» ENTRIES PROVIDED
================
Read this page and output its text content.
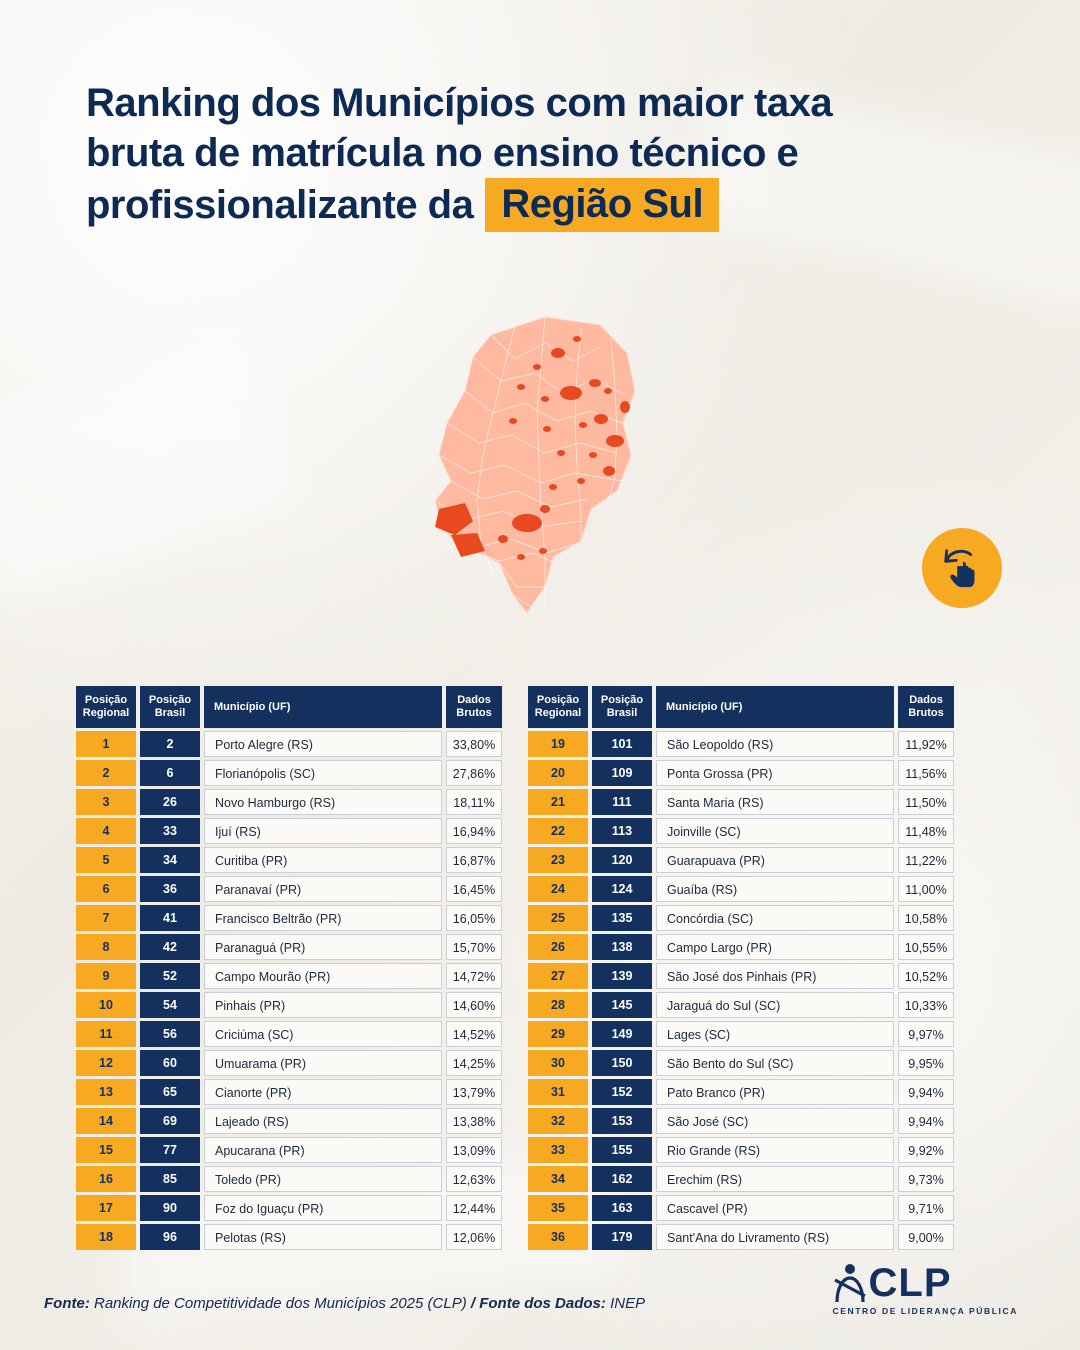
Ranking dos Municípios com maior taxa
bruta de matrícula no ensino técnico e
profissionalizante da Região Sul
Posição
Regional	Posição
Brasil	Município (UF)	Dados
Brutos

1	2	Porto Alegre (RS)	33,80%

2	6	Florianópolis (SC)	27,86%

3	26	Novo Hamburgo (RS)	18,11%

4	33	Ijuí (RS)	16,94%

5	34	Curitiba (PR)	16,87%

6	36	Paranavaí (PR)	16,45%

7	41	Francisco Beltrão (PR)	16,05%

8	42	Paranaguá (PR)	15,70%

9	52	Campo Mourão (PR)	14,72%

10	54	Pinhais (PR)	14,60%

11	56	Criciúma (SC)	14,52%

12	60	Umuarama (PR)	14,25%

13	65	Cianorte (PR)	13,79%

14	69	Lajeado (RS)	13,38%

15	77	Apucarana (PR)	13,09%

16	85	Toledo (PR)	12,63%

17	90	Foz do Iguaçu (PR)	12,44%

18	96	Pelotas (RS)	12,06%
Posição
Regional	Posição
Brasil	Município (UF)	Dados
Brutos

19	101	São Leopoldo (RS)	11,92%

20	109	Ponta Grossa (PR)	11,56%

21	111	Santa Maria (RS)	11,50%

22	113	Joinville (SC)	11,48%

23	120	Guarapuava (PR)	11,22%

24	124	Guaíba (RS)	11,00%

25	135	Concórdia (SC)	10,58%

26	138	Campo Largo (PR)	10,55%

27	139	São José dos Pinhais (PR)	10,52%

28	145	Jaraguá do Sul (SC)	10,33%

29	149	Lages (SC)	9,97%

30	150	São Bento do Sul (SC)	9,95%

31	152	Pato Branco (PR)	9,94%

32	153	São José (SC)	9,94%

33	155	Rio Grande (RS)	9,92%

34	162	Erechim (RS)	9,73%

35	163	Cascavel (PR)	9,71%

36	179	Sant'Ana do Livramento (RS)	9,00%
Fonte: Ranking de Competitividade dos Municípios 2025 (CLP) / Fonte dos Dados: INEP	CLP
CENTRO DE LIDERANÇA PÚBLICA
================
» PROBLEM TO WORK ON
Without the pictures, print the records in full, exactly as they appear.

» RESULT
Read this page and output its text content.
Ranking dos Municípios com maior taxa
bruta de matrícula no ensino técnico e
profissionalizante da Região Sul
Posição
Regional	Posição
Brasil	Município (UF)	Dados
Brutos

1	2	Porto Alegre (RS)	33,80%

2	6	Florianópolis (SC)	27,86%

3	26	Novo Hamburgo (RS)	18,11%

4	33	Ijuí (RS)	16,94%

5	34	Curitiba (PR)	16,87%

6	36	Paranavaí (PR)	16,45%

7	41	Francisco Beltrão (PR)	16,05%

8	42	Paranaguá (PR)	15,70%

9	52	Campo Mourão (PR)	14,72%

10	54	Pinhais (PR)	14,60%

11	56	Criciúma (SC)	14,52%

12	60	Umuarama (PR)	14,25%

13	65	Cianorte (PR)	13,79%

14	69	Lajeado (RS)	13,38%

15	77	Apucarana (PR)	13,09%

16	85	Toledo (PR)	12,63%

17	90	Foz do Iguaçu (PR)	12,44%

18	96	Pelotas (RS)	12,06%
Posição
Regional	Posição
Brasil	Município (UF)	Dados
Brutos

19	101	São Leopoldo (RS)	11,92%

20	109	Ponta Grossa (PR)	11,56%

21	111	Santa Maria (RS)	11,50%

22	113	Joinville (SC)	11,48%

23	120	Guarapuava (PR)	11,22%

24	124	Guaíba (RS)	11,00%

25	135	Concórdia (SC)	10,58%

26	138	Campo Largo (PR)	10,55%

27	139	São José dos Pinhais (PR)	10,52%

28	145	Jaraguá do Sul (SC)	10,33%

29	149	Lages (SC)	9,97%

30	150	São Bento do Sul (SC)	9,95%

31	152	Pato Branco (PR)	9,94%

32	153	São José (SC)	9,94%

33	155	Rio Grande (RS)	9,92%

34	162	Erechim (RS)	9,73%

35	163	Cascavel (PR)	9,71%

36	179	Sant'Ana do Livramento (RS)	9,00%
Fonte: Ranking de Competitividade dos Municípios 2025 (CLP) / Fonte dos Dados: INEP	CLP
CENTRO DE LIDERANÇA PÚBLICA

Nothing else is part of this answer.